Pick every line from the data that holds the word "Aantal".

DATA IN THIS EXERCISE -
#####

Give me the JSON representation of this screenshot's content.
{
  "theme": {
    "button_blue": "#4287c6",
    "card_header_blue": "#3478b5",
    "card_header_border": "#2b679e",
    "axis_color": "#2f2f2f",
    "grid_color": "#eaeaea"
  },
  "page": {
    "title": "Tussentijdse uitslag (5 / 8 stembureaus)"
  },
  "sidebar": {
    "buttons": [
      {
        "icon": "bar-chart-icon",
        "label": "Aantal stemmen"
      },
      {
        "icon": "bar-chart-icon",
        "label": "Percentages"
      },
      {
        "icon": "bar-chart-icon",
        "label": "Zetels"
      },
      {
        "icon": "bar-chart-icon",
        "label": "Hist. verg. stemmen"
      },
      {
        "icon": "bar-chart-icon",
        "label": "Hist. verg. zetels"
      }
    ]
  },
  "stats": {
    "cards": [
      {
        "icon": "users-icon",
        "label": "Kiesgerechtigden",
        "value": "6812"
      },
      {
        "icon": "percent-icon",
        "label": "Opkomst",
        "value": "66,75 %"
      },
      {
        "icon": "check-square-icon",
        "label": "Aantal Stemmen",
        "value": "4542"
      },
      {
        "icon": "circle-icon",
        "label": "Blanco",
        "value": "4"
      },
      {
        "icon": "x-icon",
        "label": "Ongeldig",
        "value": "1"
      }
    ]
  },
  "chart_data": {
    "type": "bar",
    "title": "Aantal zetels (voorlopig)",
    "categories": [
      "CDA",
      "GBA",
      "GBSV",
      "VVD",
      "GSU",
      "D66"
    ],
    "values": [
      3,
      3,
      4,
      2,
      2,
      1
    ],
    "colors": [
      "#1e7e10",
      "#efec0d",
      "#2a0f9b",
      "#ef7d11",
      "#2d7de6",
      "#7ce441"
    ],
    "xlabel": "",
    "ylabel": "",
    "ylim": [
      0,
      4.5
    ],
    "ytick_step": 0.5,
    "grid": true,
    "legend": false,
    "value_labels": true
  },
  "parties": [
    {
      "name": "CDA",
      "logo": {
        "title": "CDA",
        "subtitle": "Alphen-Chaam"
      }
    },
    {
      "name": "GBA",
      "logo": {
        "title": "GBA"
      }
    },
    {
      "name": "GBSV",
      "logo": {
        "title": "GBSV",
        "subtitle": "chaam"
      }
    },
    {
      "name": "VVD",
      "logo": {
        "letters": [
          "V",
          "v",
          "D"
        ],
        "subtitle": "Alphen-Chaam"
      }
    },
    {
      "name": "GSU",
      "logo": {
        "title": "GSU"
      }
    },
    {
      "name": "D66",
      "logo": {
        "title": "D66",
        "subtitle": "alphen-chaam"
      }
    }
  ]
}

#####

RESULT OF THE TASK -
        "label": "Aantal stemmen"
        "label": "Aantal Stemmen",
    "title": "Aantal zetels (voorlopig)",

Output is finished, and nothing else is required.